* BEGIN *

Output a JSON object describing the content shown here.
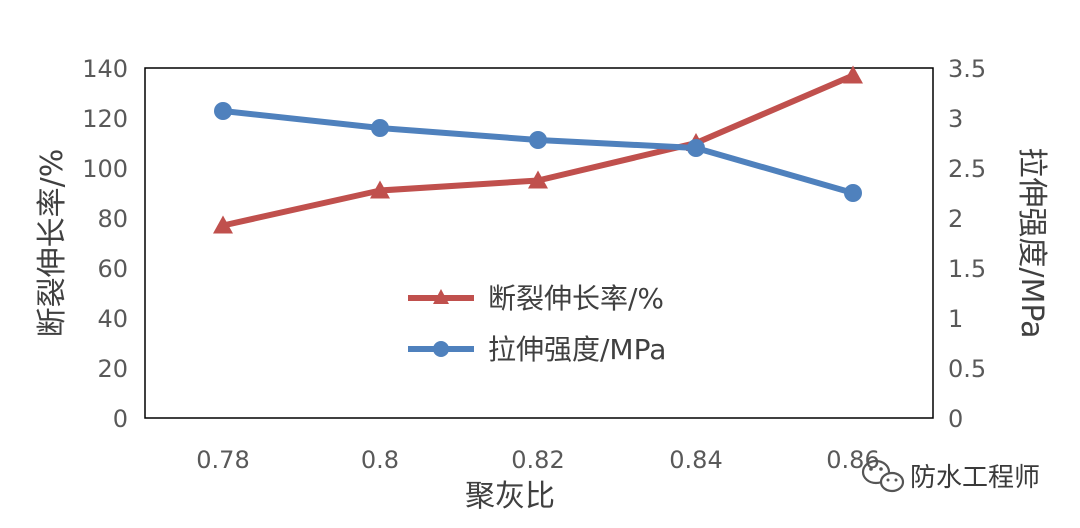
{
  "chart_data": {
    "type": "line",
    "categories": [
      "0.78",
      "0.8",
      "0.82",
      "0.84",
      "0.86"
    ],
    "xlabel": "聚灰比",
    "ylabel_left": "断裂伸长率/%",
    "ylabel_right": "拉伸强度/MPa",
    "ylim_left": [
      0,
      140
    ],
    "ylim_right": [
      0,
      3.5
    ],
    "yticks_left": [
      "0",
      "20",
      "40",
      "60",
      "80",
      "100",
      "120",
      "140"
    ],
    "yticks_right": [
      "0",
      "0.5",
      "1",
      "1.5",
      "2",
      "2.5",
      "3",
      "3.5"
    ],
    "grid": false,
    "legend_position": "center",
    "series": [
      {
        "name": "断裂伸长率/%",
        "axis": "left",
        "marker": "triangle",
        "color": "#C0504D",
        "values": [
          77,
          91,
          95,
          110,
          137
        ]
      },
      {
        "name": "拉伸强度/MPa",
        "axis": "right",
        "marker": "circle",
        "color": "#4F81BD",
        "values": [
          3.07,
          2.9,
          2.78,
          2.7,
          2.25
        ]
      }
    ]
  },
  "watermark": {
    "text": "防水工程师",
    "icon": "wechat-icon"
  }
}
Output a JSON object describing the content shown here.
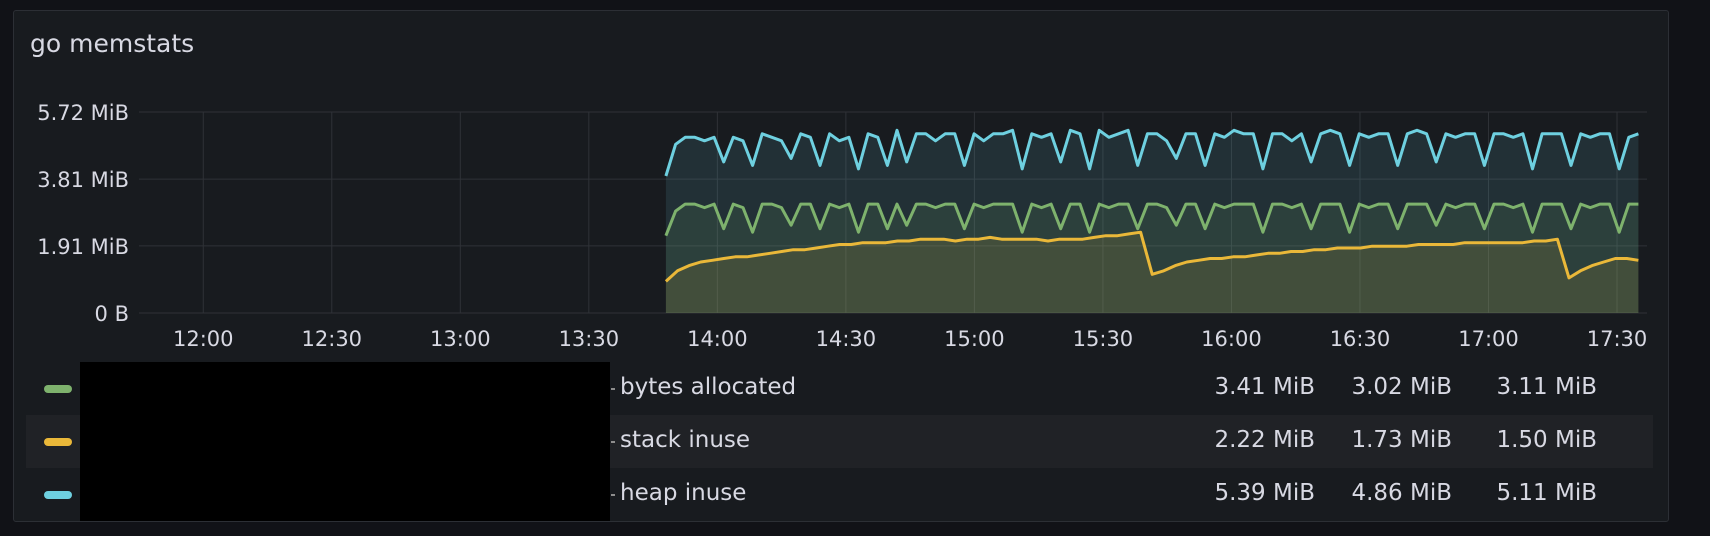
{
  "panel": {
    "title": "go memstats"
  },
  "chart_data": {
    "type": "area",
    "title": "go memstats",
    "xlabel": "",
    "ylabel": "",
    "ylim_mib": [
      0,
      5.72
    ],
    "y_ticks": [
      "0 B",
      "1.91 MiB",
      "3.81 MiB",
      "5.72 MiB"
    ],
    "y_tick_values_mib": [
      0,
      1.91,
      3.81,
      5.72
    ],
    "x_ticks": [
      "12:00",
      "12:30",
      "13:00",
      "13:30",
      "14:00",
      "14:30",
      "15:00",
      "15:30",
      "16:00",
      "16:30",
      "17:00",
      "17:30"
    ],
    "x_range": [
      "11:45",
      "17:37"
    ],
    "data_start": "13:48",
    "data_end": "17:35",
    "grid": true,
    "legend_placement": "bottom",
    "series": [
      {
        "name": "bytes allocated",
        "color": "#7eb26d",
        "base_mib": 3.1,
        "dip_mib": 2.3,
        "start_mib": 2.2,
        "points_mib": [
          2.2,
          2.9,
          3.1,
          3.1,
          3.0,
          3.1,
          2.4,
          3.1,
          3.0,
          2.3,
          3.1,
          3.1,
          3.0,
          2.5,
          3.1,
          3.1,
          2.4,
          3.1,
          3.0,
          3.1,
          2.3,
          3.1,
          3.1,
          2.4,
          3.1,
          2.5,
          3.1,
          3.1,
          3.0,
          3.1,
          3.1,
          2.4,
          3.1,
          3.0,
          3.1,
          3.1,
          3.1,
          2.3,
          3.1,
          3.0,
          3.1,
          2.4,
          3.1,
          3.1,
          2.3,
          3.1,
          3.0,
          3.1,
          3.1,
          2.4,
          3.1,
          3.1,
          3.0,
          2.5,
          3.1,
          3.1,
          2.4,
          3.1,
          3.0,
          3.1,
          3.1,
          3.1,
          2.3,
          3.1,
          3.1,
          3.0,
          3.1,
          2.4,
          3.1,
          3.1,
          3.1,
          2.3,
          3.1,
          3.0,
          3.1,
          3.1,
          2.4,
          3.1,
          3.1,
          3.1,
          2.5,
          3.1,
          3.0,
          3.1,
          3.1,
          2.4,
          3.1,
          3.1,
          3.0,
          3.1,
          2.3,
          3.1,
          3.1,
          3.1,
          2.4,
          3.1,
          3.0,
          3.1,
          3.1,
          2.3,
          3.1,
          3.1
        ],
        "current": "3.41 MiB",
        "stat2": "3.02 MiB",
        "stat3": "3.11 MiB"
      },
      {
        "name": "stack inuse",
        "color": "#eab839",
        "points_mib": [
          0.9,
          1.2,
          1.35,
          1.45,
          1.5,
          1.55,
          1.6,
          1.6,
          1.65,
          1.7,
          1.75,
          1.8,
          1.8,
          1.85,
          1.9,
          1.95,
          1.95,
          2.0,
          2.0,
          2.0,
          2.05,
          2.05,
          2.1,
          2.1,
          2.1,
          2.05,
          2.1,
          2.1,
          2.15,
          2.1,
          2.1,
          2.1,
          2.1,
          2.05,
          2.1,
          2.1,
          2.1,
          2.15,
          2.2,
          2.2,
          2.25,
          2.3,
          1.1,
          1.2,
          1.35,
          1.45,
          1.5,
          1.55,
          1.55,
          1.6,
          1.6,
          1.65,
          1.7,
          1.7,
          1.75,
          1.75,
          1.8,
          1.8,
          1.85,
          1.85,
          1.85,
          1.9,
          1.9,
          1.9,
          1.9,
          1.95,
          1.95,
          1.95,
          1.95,
          2.0,
          2.0,
          2.0,
          2.0,
          2.0,
          2.0,
          2.05,
          2.05,
          2.1,
          1.0,
          1.2,
          1.35,
          1.45,
          1.55,
          1.55,
          1.5
        ],
        "current": "2.22 MiB",
        "stat2": "1.73 MiB",
        "stat3": "1.50 MiB"
      },
      {
        "name": "heap inuse",
        "color": "#6ed0e0",
        "points_mib": [
          3.9,
          4.8,
          5.0,
          5.0,
          4.9,
          5.0,
          4.3,
          5.0,
          4.9,
          4.2,
          5.1,
          5.0,
          4.9,
          4.4,
          5.1,
          5.0,
          4.2,
          5.1,
          4.9,
          5.0,
          4.1,
          5.1,
          5.0,
          4.2,
          5.2,
          4.3,
          5.1,
          5.1,
          4.9,
          5.1,
          5.1,
          4.2,
          5.1,
          4.9,
          5.1,
          5.1,
          5.2,
          4.1,
          5.1,
          5.0,
          5.1,
          4.3,
          5.2,
          5.1,
          4.1,
          5.2,
          5.0,
          5.1,
          5.2,
          4.2,
          5.1,
          5.1,
          4.9,
          4.4,
          5.1,
          5.1,
          4.2,
          5.1,
          5.0,
          5.2,
          5.1,
          5.1,
          4.1,
          5.1,
          5.1,
          4.9,
          5.1,
          4.3,
          5.1,
          5.2,
          5.1,
          4.2,
          5.1,
          5.0,
          5.1,
          5.1,
          4.2,
          5.1,
          5.2,
          5.1,
          4.3,
          5.1,
          5.0,
          5.1,
          5.1,
          4.2,
          5.1,
          5.1,
          5.0,
          5.1,
          4.1,
          5.1,
          5.1,
          5.1,
          4.2,
          5.1,
          5.0,
          5.1,
          5.1,
          4.1,
          5.0,
          5.1
        ],
        "current": "5.39 MiB",
        "stat2": "4.86 MiB",
        "stat3": "5.11 MiB"
      }
    ]
  }
}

* END *

Output the entries above exactly. Drop the pictures.

Output a JSON object describing the content shown here.
{
  "chart_data": {
    "type": "line",
    "categories": [
      "0.78",
      "0.8",
      "0.82",
      "0.84",
      "0.86"
    ],
    "xlabel": "聚灰比",
    "ylabel_left": "断裂伸长率/%",
    "ylabel_right": "拉伸强度/MPa",
    "ylim_left": [
      0,
      140
    ],
    "ylim_right": [
      0,
      3.5
    ],
    "yticks_left": [
      "0",
      "20",
      "40",
      "60",
      "80",
      "100",
      "120",
      "140"
    ],
    "yticks_right": [
      "0",
      "0.5",
      "1",
      "1.5",
      "2",
      "2.5",
      "3",
      "3.5"
    ],
    "grid": false,
    "legend_position": "center",
    "series": [
      {
        "name": "断裂伸长率/%",
        "axis": "left",
        "marker": "triangle",
        "color": "#C0504D",
        "values": [
          77,
          91,
          95,
          110,
          137
        ]
      },
      {
        "name": "拉伸强度/MPa",
        "axis": "right",
        "marker": "circle",
        "color": "#4F81BD",
        "values": [
          3.07,
          2.9,
          2.78,
          2.7,
          2.25
        ]
      }
    ]
  },
  "watermark": {
    "text": "防水工程师",
    "icon": "wechat-icon"
  }
}
Output a JSON object describing the content shown here.
{
  "panel": {
    "title": "go memstats"
  },
  "chart_data": {
    "type": "area",
    "title": "go memstats",
    "xlabel": "",
    "ylabel": "",
    "ylim_mib": [
      0,
      5.72
    ],
    "y_ticks": [
      "0 B",
      "1.91 MiB",
      "3.81 MiB",
      "5.72 MiB"
    ],
    "y_tick_values_mib": [
      0,
      1.91,
      3.81,
      5.72
    ],
    "x_ticks": [
      "12:00",
      "12:30",
      "13:00",
      "13:30",
      "14:00",
      "14:30",
      "15:00",
      "15:30",
      "16:00",
      "16:30",
      "17:00",
      "17:30"
    ],
    "x_range": [
      "11:45",
      "17:37"
    ],
    "data_start": "13:48",
    "data_end": "17:35",
    "grid": true,
    "legend_placement": "bottom",
    "series": [
      {
        "name": "bytes allocated",
        "color": "#7eb26d",
        "base_mib": 3.1,
        "dip_mib": 2.3,
        "start_mib": 2.2,
        "points_mib": [
          2.2,
          2.9,
          3.1,
          3.1,
          3.0,
          3.1,
          2.4,
          3.1,
          3.0,
          2.3,
          3.1,
          3.1,
          3.0,
          2.5,
          3.1,
          3.1,
          2.4,
          3.1,
          3.0,
          3.1,
          2.3,
          3.1,
          3.1,
          2.4,
          3.1,
          2.5,
          3.1,
          3.1,
          3.0,
          3.1,
          3.1,
          2.4,
          3.1,
          3.0,
          3.1,
          3.1,
          3.1,
          2.3,
          3.1,
          3.0,
          3.1,
          2.4,
          3.1,
          3.1,
          2.3,
          3.1,
          3.0,
          3.1,
          3.1,
          2.4,
          3.1,
          3.1,
          3.0,
          2.5,
          3.1,
          3.1,
          2.4,
          3.1,
          3.0,
          3.1,
          3.1,
          3.1,
          2.3,
          3.1,
          3.1,
          3.0,
          3.1,
          2.4,
          3.1,
          3.1,
          3.1,
          2.3,
          3.1,
          3.0,
          3.1,
          3.1,
          2.4,
          3.1,
          3.1,
          3.1,
          2.5,
          3.1,
          3.0,
          3.1,
          3.1,
          2.4,
          3.1,
          3.1,
          3.0,
          3.1,
          2.3,
          3.1,
          3.1,
          3.1,
          2.4,
          3.1,
          3.0,
          3.1,
          3.1,
          2.3,
          3.1,
          3.1
        ],
        "current": "3.41 MiB",
        "stat2": "3.02 MiB",
        "stat3": "3.11 MiB"
      },
      {
        "name": "stack inuse",
        "color": "#eab839",
        "points_mib": [
          0.9,
          1.2,
          1.35,
          1.45,
          1.5,
          1.55,
          1.6,
          1.6,
          1.65,
          1.7,
          1.75,
          1.8,
          1.8,
          1.85,
          1.9,
          1.95,
          1.95,
          2.0,
          2.0,
          2.0,
          2.05,
          2.05,
          2.1,
          2.1,
          2.1,
          2.05,
          2.1,
          2.1,
          2.15,
          2.1,
          2.1,
          2.1,
          2.1,
          2.05,
          2.1,
          2.1,
          2.1,
          2.15,
          2.2,
          2.2,
          2.25,
          2.3,
          1.1,
          1.2,
          1.35,
          1.45,
          1.5,
          1.55,
          1.55,
          1.6,
          1.6,
          1.65,
          1.7,
          1.7,
          1.75,
          1.75,
          1.8,
          1.8,
          1.85,
          1.85,
          1.85,
          1.9,
          1.9,
          1.9,
          1.9,
          1.95,
          1.95,
          1.95,
          1.95,
          2.0,
          2.0,
          2.0,
          2.0,
          2.0,
          2.0,
          2.05,
          2.05,
          2.1,
          1.0,
          1.2,
          1.35,
          1.45,
          1.55,
          1.55,
          1.5
        ],
        "current": "2.22 MiB",
        "stat2": "1.73 MiB",
        "stat3": "1.50 MiB"
      },
      {
        "name": "heap inuse",
        "color": "#6ed0e0",
        "points_mib": [
          3.9,
          4.8,
          5.0,
          5.0,
          4.9,
          5.0,
          4.3,
          5.0,
          4.9,
          4.2,
          5.1,
          5.0,
          4.9,
          4.4,
          5.1,
          5.0,
          4.2,
          5.1,
          4.9,
          5.0,
          4.1,
          5.1,
          5.0,
          4.2,
          5.2,
          4.3,
          5.1,
          5.1,
          4.9,
          5.1,
          5.1,
          4.2,
          5.1,
          4.9,
          5.1,
          5.1,
          5.2,
          4.1,
          5.1,
          5.0,
          5.1,
          4.3,
          5.2,
          5.1,
          4.1,
          5.2,
          5.0,
          5.1,
          5.2,
          4.2,
          5.1,
          5.1,
          4.9,
          4.4,
          5.1,
          5.1,
          4.2,
          5.1,
          5.0,
          5.2,
          5.1,
          5.1,
          4.1,
          5.1,
          5.1,
          4.9,
          5.1,
          4.3,
          5.1,
          5.2,
          5.1,
          4.2,
          5.1,
          5.0,
          5.1,
          5.1,
          4.2,
          5.1,
          5.2,
          5.1,
          4.3,
          5.1,
          5.0,
          5.1,
          5.1,
          4.2,
          5.1,
          5.1,
          5.0,
          5.1,
          4.1,
          5.1,
          5.1,
          5.1,
          4.2,
          5.1,
          5.0,
          5.1,
          5.1,
          4.1,
          5.0,
          5.1
        ],
        "current": "5.39 MiB",
        "stat2": "4.86 MiB",
        "stat3": "5.11 MiB"
      }
    ]
  }
}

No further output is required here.